(Data records)
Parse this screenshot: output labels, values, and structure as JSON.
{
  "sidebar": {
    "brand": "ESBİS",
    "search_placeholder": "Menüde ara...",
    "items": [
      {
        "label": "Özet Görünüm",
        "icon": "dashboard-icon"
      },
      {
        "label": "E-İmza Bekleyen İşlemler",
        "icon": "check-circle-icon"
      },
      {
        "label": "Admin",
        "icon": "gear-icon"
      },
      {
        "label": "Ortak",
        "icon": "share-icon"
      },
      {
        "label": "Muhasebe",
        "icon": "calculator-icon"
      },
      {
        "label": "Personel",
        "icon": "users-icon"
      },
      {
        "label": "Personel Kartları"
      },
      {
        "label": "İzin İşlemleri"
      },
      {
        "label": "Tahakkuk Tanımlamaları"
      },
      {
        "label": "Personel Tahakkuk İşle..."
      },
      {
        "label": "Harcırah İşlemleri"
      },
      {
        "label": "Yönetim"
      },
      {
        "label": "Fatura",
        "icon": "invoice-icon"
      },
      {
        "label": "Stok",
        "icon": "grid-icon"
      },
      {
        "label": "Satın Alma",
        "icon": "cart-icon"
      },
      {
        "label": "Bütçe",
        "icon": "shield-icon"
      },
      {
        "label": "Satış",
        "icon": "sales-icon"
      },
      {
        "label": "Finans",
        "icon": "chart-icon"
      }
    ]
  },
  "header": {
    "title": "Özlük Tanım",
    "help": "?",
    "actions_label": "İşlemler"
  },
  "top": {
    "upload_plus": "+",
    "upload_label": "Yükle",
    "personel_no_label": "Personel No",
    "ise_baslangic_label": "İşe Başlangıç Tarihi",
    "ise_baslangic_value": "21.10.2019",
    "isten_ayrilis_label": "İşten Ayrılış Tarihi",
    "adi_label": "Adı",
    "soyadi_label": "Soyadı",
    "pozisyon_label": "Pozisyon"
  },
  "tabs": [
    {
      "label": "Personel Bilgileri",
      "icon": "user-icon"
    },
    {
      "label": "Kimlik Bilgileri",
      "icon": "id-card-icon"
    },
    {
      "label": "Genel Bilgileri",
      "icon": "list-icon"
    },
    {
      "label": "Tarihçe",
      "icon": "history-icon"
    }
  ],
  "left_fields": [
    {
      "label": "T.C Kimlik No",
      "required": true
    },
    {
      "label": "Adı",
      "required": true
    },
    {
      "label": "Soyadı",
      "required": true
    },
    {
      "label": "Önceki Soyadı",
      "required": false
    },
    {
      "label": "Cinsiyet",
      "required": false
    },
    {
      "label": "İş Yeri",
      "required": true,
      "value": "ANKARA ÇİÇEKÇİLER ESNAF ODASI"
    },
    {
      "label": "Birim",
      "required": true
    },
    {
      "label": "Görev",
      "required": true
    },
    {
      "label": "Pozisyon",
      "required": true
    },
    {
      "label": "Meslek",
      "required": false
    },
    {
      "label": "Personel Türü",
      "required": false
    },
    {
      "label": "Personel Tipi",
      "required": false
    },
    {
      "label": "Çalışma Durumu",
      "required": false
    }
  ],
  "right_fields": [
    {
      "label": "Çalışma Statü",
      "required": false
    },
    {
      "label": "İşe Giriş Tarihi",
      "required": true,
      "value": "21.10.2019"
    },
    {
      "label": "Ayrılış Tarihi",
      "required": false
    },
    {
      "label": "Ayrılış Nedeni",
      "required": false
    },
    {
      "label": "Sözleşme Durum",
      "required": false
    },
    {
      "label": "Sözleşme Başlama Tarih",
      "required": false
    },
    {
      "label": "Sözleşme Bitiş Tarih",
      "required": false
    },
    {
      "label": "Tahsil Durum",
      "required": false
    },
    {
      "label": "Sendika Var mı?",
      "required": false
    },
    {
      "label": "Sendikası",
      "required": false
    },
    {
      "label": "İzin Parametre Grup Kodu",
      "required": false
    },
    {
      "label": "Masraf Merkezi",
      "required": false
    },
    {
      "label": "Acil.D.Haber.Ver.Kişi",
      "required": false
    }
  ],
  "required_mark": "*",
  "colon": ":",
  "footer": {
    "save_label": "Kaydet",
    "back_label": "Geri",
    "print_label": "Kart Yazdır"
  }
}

What the task requires. Copy out every line of the listing that contains the string "Kimlik".

Solution to this exercise.
      "label": "Kimlik Bilgileri",
      "label": "T.C Kimlik No",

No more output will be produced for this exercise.